WHAT THE TASK ASKS: Scan the records below. List lines holding "things".

DATA FOR THE TASK:
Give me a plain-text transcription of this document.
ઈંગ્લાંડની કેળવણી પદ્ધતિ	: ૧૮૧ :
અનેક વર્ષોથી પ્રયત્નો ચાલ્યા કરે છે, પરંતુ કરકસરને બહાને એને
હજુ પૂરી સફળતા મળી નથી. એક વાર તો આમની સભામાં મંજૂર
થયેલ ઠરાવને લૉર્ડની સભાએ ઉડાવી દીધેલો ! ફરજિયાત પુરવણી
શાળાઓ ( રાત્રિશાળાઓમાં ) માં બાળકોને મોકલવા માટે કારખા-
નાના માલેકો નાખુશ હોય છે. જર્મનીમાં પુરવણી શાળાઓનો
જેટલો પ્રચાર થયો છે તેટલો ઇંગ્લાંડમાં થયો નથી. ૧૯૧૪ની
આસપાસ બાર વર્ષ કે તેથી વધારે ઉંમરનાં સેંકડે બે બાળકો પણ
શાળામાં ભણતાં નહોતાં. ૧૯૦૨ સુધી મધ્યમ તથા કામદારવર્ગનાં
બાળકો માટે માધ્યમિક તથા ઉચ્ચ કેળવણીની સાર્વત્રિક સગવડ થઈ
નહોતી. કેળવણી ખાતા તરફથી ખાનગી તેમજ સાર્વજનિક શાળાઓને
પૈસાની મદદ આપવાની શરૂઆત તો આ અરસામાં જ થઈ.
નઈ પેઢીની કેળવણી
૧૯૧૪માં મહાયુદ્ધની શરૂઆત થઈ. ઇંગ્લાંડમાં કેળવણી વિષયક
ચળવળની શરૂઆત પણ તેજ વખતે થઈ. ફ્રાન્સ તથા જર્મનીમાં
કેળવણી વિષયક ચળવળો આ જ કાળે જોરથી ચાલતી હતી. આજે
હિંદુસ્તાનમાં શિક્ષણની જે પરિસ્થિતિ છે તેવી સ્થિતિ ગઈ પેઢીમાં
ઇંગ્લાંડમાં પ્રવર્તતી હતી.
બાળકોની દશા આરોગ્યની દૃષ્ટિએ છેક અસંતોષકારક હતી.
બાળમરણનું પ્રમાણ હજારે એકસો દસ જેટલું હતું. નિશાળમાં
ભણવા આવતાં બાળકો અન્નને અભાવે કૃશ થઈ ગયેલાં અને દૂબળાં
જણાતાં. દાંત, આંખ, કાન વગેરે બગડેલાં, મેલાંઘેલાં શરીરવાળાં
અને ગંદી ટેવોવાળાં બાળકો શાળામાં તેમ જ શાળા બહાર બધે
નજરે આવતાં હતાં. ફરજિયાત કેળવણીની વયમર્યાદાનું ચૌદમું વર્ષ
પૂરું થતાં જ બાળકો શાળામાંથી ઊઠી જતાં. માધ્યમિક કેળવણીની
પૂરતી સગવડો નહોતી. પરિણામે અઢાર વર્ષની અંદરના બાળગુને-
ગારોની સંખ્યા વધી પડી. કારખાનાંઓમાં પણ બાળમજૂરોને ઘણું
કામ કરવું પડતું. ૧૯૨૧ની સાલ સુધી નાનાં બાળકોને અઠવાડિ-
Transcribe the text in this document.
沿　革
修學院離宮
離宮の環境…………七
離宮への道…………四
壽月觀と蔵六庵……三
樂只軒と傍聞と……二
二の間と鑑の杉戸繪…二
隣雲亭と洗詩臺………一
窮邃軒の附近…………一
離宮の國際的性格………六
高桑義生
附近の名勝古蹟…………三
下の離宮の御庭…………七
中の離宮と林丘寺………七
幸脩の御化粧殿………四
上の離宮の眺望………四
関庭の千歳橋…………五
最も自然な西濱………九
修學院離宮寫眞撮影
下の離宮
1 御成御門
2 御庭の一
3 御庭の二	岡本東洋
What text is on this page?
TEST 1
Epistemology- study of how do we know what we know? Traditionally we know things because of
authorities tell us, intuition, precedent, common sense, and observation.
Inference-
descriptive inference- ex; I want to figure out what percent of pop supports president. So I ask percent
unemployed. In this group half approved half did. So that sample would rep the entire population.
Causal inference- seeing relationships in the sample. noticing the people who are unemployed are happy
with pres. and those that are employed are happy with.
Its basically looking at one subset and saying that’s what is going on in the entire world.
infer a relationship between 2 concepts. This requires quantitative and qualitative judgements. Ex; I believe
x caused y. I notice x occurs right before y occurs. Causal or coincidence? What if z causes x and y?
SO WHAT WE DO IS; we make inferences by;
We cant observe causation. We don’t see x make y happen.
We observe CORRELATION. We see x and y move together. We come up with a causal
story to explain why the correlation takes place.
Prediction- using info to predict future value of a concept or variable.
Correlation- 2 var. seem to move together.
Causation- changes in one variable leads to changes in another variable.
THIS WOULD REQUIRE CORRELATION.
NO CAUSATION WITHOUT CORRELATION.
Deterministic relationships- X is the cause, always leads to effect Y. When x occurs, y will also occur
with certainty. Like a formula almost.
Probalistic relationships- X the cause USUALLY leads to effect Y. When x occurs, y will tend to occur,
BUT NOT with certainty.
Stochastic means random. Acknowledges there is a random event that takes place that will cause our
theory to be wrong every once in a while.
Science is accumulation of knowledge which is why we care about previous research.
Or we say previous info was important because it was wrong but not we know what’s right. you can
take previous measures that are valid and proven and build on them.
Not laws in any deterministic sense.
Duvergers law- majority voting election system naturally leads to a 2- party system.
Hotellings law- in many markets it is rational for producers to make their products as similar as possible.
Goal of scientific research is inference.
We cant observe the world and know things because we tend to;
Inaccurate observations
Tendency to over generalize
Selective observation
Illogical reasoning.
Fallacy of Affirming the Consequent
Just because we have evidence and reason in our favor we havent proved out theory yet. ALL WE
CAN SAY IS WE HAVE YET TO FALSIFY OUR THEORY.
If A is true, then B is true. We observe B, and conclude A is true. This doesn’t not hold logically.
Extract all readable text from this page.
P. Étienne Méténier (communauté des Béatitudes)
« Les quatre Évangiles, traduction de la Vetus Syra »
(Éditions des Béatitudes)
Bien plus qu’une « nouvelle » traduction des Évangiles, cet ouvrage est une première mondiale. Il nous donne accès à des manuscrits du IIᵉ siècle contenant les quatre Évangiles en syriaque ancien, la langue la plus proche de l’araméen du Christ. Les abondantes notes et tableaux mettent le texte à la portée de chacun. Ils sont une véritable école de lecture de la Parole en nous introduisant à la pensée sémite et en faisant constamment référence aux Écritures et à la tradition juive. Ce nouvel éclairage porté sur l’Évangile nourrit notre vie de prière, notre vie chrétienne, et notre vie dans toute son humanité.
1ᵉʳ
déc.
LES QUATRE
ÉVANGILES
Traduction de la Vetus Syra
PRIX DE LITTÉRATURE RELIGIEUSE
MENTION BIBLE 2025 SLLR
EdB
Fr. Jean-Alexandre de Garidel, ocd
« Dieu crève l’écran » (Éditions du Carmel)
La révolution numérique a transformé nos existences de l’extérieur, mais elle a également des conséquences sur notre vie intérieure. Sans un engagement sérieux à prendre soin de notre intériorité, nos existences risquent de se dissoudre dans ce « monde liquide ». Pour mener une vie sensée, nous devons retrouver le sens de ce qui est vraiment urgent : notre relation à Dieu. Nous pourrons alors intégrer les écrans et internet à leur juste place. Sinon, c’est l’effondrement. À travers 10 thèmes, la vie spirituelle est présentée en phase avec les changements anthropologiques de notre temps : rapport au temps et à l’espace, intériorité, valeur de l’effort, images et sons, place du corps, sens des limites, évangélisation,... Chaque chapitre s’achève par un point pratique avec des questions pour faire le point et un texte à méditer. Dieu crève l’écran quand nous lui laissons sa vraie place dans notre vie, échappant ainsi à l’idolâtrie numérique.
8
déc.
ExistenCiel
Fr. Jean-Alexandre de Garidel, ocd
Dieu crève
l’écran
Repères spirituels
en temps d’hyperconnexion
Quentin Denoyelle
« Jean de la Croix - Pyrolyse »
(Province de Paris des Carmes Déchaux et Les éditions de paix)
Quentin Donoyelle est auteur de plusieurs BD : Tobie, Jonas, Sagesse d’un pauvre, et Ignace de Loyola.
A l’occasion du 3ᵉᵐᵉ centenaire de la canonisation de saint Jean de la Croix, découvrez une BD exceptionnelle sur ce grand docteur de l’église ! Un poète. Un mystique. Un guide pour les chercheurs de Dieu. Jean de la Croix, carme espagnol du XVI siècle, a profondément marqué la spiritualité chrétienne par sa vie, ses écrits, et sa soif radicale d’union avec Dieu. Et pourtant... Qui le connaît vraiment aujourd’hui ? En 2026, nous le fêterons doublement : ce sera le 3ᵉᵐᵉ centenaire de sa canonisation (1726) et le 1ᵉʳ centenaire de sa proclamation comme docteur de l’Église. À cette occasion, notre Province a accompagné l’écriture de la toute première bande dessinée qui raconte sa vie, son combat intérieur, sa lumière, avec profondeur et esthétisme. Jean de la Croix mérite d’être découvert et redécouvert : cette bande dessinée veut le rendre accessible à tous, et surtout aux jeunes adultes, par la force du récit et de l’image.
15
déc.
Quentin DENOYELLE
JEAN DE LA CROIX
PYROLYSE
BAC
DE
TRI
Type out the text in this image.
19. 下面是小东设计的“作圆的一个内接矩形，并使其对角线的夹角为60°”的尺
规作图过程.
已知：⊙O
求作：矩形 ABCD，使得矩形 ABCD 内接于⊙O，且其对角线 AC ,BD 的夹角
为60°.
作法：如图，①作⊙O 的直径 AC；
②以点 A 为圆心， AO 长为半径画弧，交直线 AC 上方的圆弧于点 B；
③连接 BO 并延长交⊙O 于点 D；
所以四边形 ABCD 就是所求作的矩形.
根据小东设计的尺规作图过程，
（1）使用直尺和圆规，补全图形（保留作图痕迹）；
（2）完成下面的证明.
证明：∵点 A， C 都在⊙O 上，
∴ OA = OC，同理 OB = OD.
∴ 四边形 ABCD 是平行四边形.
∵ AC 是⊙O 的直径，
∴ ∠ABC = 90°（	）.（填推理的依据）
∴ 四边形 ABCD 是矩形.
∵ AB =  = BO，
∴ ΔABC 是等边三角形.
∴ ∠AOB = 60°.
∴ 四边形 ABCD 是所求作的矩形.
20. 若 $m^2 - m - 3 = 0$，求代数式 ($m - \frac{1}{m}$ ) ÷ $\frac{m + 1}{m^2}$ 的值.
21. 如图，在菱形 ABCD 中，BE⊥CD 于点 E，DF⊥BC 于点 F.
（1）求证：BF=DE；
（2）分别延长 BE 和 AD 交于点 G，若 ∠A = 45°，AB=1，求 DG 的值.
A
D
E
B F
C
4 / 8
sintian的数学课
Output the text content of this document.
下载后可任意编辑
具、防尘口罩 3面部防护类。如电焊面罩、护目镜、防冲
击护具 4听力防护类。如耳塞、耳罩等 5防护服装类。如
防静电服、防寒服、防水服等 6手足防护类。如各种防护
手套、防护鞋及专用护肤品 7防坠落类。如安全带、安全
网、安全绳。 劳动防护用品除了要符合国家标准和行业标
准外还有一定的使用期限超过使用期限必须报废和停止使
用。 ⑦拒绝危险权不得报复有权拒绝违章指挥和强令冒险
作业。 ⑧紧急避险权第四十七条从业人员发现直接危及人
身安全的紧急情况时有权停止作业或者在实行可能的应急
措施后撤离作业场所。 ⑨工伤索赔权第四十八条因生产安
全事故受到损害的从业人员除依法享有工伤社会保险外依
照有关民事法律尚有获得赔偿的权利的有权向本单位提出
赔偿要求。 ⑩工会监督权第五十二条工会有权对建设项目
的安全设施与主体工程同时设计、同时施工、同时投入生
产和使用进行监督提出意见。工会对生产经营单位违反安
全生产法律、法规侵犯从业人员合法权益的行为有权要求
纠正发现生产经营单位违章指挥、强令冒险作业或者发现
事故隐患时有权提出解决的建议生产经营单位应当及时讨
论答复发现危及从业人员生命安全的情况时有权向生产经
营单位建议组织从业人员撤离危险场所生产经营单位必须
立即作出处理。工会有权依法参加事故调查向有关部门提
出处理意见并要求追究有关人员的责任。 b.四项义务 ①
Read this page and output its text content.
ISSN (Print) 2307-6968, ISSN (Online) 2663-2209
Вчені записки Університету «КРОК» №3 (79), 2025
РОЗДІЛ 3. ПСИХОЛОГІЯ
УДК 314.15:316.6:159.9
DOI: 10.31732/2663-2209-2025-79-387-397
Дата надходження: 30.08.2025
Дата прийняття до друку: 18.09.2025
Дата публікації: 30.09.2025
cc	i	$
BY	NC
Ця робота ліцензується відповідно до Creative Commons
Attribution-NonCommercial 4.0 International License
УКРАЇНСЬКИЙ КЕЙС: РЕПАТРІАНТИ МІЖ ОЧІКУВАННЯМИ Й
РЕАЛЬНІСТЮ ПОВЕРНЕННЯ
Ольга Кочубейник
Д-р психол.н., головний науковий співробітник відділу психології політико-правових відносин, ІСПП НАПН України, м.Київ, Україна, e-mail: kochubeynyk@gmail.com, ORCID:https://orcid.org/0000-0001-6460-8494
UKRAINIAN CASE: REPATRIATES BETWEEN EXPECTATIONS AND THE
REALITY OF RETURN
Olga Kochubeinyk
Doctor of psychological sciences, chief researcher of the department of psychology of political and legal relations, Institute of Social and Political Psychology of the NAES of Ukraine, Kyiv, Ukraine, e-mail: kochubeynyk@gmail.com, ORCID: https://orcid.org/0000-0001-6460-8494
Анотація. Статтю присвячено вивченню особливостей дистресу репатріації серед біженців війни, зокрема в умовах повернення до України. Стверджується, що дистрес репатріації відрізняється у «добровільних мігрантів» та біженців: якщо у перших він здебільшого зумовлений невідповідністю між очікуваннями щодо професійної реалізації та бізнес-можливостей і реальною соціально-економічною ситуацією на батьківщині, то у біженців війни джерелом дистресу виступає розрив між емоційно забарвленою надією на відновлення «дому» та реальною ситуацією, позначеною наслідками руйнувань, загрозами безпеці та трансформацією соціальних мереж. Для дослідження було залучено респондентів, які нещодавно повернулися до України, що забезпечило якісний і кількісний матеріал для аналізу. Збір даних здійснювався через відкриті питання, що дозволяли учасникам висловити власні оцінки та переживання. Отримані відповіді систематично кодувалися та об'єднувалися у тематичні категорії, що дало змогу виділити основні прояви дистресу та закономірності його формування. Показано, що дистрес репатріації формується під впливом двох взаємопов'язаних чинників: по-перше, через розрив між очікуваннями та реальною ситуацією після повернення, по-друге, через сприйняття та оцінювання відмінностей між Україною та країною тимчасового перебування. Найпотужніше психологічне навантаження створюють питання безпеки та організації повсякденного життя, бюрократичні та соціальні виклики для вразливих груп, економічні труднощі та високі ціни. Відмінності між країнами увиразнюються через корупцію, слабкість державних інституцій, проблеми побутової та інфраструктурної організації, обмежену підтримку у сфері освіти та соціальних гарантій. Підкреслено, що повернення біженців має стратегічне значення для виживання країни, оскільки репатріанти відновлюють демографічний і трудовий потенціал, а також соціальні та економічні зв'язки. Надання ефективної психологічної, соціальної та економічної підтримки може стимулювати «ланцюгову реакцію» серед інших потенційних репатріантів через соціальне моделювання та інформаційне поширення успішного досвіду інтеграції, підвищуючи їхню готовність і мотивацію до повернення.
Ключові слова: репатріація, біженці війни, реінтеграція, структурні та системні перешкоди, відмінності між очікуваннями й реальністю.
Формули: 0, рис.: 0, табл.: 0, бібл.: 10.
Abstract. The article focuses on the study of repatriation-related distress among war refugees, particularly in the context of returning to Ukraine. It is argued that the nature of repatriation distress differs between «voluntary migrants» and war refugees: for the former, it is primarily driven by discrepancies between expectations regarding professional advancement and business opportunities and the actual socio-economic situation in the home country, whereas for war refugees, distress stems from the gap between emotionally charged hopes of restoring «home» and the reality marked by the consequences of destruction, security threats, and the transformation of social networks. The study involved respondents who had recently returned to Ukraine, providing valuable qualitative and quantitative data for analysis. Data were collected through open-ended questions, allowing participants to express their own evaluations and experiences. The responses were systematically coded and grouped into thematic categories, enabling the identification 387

TASK RESPONSE:
Epistemology- study of how do we know what we know? Traditionally we know things because of
We cant observe the world and know things because we tend to;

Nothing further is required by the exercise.